◆ Input for this task ◆
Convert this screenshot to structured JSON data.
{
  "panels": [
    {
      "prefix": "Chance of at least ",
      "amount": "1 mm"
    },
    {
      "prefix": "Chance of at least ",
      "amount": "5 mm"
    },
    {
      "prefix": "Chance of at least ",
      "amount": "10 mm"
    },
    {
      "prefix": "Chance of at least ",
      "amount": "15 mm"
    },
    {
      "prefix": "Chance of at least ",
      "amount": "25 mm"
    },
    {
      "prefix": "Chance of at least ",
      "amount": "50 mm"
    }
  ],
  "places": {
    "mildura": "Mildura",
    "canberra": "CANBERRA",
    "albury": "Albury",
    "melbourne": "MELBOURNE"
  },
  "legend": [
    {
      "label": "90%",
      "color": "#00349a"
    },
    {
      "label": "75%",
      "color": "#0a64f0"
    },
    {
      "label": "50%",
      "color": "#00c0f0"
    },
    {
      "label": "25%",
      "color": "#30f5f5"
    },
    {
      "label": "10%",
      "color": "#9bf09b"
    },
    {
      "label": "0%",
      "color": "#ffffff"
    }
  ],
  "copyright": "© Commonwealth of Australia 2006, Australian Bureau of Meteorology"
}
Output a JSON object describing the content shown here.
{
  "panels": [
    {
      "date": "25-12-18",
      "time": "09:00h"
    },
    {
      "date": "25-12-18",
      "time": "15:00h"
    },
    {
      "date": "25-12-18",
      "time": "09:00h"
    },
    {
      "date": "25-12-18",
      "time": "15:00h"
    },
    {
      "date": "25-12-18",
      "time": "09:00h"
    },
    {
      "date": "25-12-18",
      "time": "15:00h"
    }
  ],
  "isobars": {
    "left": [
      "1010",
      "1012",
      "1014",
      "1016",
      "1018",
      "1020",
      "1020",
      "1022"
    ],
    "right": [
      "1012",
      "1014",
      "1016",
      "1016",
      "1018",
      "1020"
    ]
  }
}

◆ Task goal ◆
Return each line where "color" shows up.

◆ Answer in full ◆
      "color": "#00349a"
      "color": "#0a64f0"
      "color": "#00c0f0"
      "color": "#30f5f5"
      "color": "#9bf09b"
      "color": "#ffffff"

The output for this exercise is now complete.